▶ [TASK DESCRIPTION]
Can you give every line of the records below as a numbered list, skipping any blank lines and leaving the pictures out?

Region annotation records
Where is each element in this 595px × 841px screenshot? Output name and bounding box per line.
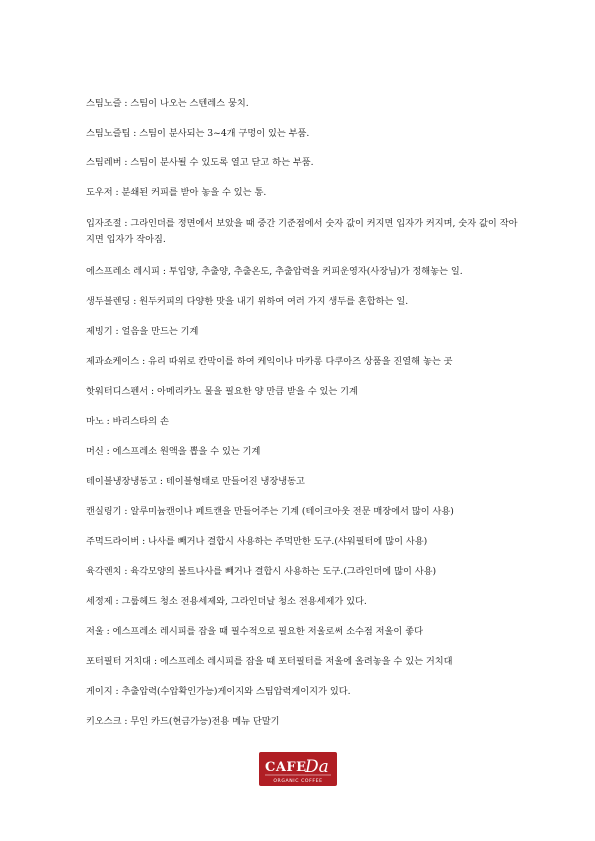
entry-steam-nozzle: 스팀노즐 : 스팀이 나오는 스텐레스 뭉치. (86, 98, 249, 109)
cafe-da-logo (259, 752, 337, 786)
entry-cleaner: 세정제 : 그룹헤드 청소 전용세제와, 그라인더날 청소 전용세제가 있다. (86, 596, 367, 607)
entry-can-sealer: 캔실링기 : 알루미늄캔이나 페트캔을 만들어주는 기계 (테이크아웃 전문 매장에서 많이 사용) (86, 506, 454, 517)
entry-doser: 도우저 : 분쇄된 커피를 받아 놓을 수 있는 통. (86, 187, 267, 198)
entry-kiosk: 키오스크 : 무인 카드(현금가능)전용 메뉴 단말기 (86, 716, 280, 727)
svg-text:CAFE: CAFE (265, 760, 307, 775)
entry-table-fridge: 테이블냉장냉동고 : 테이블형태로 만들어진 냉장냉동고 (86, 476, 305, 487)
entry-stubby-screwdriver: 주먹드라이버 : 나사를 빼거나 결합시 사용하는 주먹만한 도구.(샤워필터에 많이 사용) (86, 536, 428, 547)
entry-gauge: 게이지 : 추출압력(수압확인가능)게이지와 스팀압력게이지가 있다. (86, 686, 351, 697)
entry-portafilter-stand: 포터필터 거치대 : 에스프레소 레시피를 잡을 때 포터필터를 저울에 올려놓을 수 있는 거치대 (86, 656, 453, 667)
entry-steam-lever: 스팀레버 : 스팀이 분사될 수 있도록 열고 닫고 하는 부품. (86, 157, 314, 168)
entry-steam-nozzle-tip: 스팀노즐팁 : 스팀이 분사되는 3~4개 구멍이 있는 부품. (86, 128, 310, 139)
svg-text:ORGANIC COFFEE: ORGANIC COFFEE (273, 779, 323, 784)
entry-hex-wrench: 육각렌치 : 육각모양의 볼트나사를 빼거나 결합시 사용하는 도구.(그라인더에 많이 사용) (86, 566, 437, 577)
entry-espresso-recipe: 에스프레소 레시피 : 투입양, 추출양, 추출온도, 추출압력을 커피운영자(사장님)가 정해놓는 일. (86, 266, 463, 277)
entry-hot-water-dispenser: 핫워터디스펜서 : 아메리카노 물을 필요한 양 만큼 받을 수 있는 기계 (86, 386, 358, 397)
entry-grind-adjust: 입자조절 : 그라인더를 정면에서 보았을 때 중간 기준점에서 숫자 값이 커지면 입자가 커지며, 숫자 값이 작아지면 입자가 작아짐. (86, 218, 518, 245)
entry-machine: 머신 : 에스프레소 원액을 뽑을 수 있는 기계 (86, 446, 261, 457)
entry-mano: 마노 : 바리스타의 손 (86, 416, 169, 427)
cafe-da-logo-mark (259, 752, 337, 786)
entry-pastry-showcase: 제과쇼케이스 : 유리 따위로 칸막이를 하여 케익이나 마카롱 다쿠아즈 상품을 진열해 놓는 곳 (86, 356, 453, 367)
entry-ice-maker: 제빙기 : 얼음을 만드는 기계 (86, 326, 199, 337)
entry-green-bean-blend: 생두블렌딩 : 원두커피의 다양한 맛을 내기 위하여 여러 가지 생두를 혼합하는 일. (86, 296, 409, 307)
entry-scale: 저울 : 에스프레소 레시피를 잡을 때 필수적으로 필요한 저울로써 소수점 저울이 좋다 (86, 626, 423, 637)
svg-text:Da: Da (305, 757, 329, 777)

▶ [ANSWER TO THE TASK]
1. Where is each element in this 595px × 841px screenshot? Output name and bounding box per line.
2. entry-steam-nozzle: 스팀노즐 : 스팀이 나오는 스텐레스 뭉치. (86, 98, 249, 109)
3. cafe-da-logo (259, 752, 337, 786)
4. entry-cleaner: 세정제 : 그룹헤드 청소 전용세제와, 그라인더날 청소 전용세제가 있다. (86, 596, 367, 607)
5. entry-can-sealer: 캔실링기 : 알루미늄캔이나 페트캔을 만들어주는 기계 (테이크아웃 전문 매장에서 많이 사용) (86, 506, 454, 517)
6. entry-doser: 도우저 : 분쇄된 커피를 받아 놓을 수 있는 통. (86, 187, 267, 198)
7. entry-kiosk: 키오스크 : 무인 카드(현금가능)전용 메뉴 단말기 (86, 716, 280, 727)
8. svg-text:CAFE: CAFE (265, 760, 307, 775)
9. entry-table-fridge: 테이블냉장냉동고 : 테이블형태로 만들어진 냉장냉동고 (86, 476, 305, 487)
10. entry-stubby-screwdriver: 주먹드라이버 : 나사를 빼거나 결합시 사용하는 주먹만한 도구.(샤워필터에 많이 사용) (86, 536, 428, 547)
11. entry-gauge: 게이지 : 추출압력(수압확인가능)게이지와 스팀압력게이지가 있다. (86, 686, 351, 697)
12. entry-portafilter-stand: 포터필터 거치대 : 에스프레소 레시피를 잡을 때 포터필터를 저울에 올려놓을 수 있는 거치대 (86, 656, 453, 667)
13. entry-steam-lever: 스팀레버 : 스팀이 분사될 수 있도록 열고 닫고 하는 부품. (86, 157, 314, 168)
14. entry-steam-nozzle-tip: 스팀노즐팁 : 스팀이 분사되는 3~4개 구멍이 있는 부품. (86, 128, 310, 139)
15. svg-text:ORGANIC COFFEE: ORGANIC COFFEE (273, 779, 323, 784)
16. entry-hex-wrench: 육각렌치 : 육각모양의 볼트나사를 빼거나 결합시 사용하는 도구.(그라인더에 많이 사용) (86, 566, 437, 577)
17. entry-espresso-recipe: 에스프레소 레시피 : 투입양, 추출양, 추출온도, 추출압력을 커피운영자(사장님)가 정해놓는 일. (86, 266, 463, 277)
18. entry-hot-water-dispenser: 핫워터디스펜서 : 아메리카노 물을 필요한 양 만큼 받을 수 있는 기계 (86, 386, 358, 397)
19. entry-grind-adjust: 입자조절 : 그라인더를 정면에서 보았을 때 중간 기준점에서 숫자 값이 커지면 입자가 커지며, 숫자 값이 작아지면 입자가 작아짐. (86, 218, 518, 245)
20. entry-machine: 머신 : 에스프레소 원액을 뽑을 수 있는 기계 (86, 446, 261, 457)
21. entry-mano: 마노 : 바리스타의 손 (86, 416, 169, 427)
22. cafe-da-logo-mark (259, 752, 337, 786)
23. entry-pastry-showcase: 제과쇼케이스 : 유리 따위로 칸막이를 하여 케익이나 마카롱 다쿠아즈 상품을 진열해 놓는 곳 (86, 356, 453, 367)
24. entry-ice-maker: 제빙기 : 얼음을 만드는 기계 (86, 326, 199, 337)
25. entry-green-bean-blend: 생두블렌딩 : 원두커피의 다양한 맛을 내기 위하여 여러 가지 생두를 혼합하는 일. (86, 296, 409, 307)
26. entry-scale: 저울 : 에스프레소 레시피를 잡을 때 필수적으로 필요한 저울로써 소수점 저울이 좋다 (86, 626, 423, 637)
27. svg-text:Da: Da (305, 757, 329, 777)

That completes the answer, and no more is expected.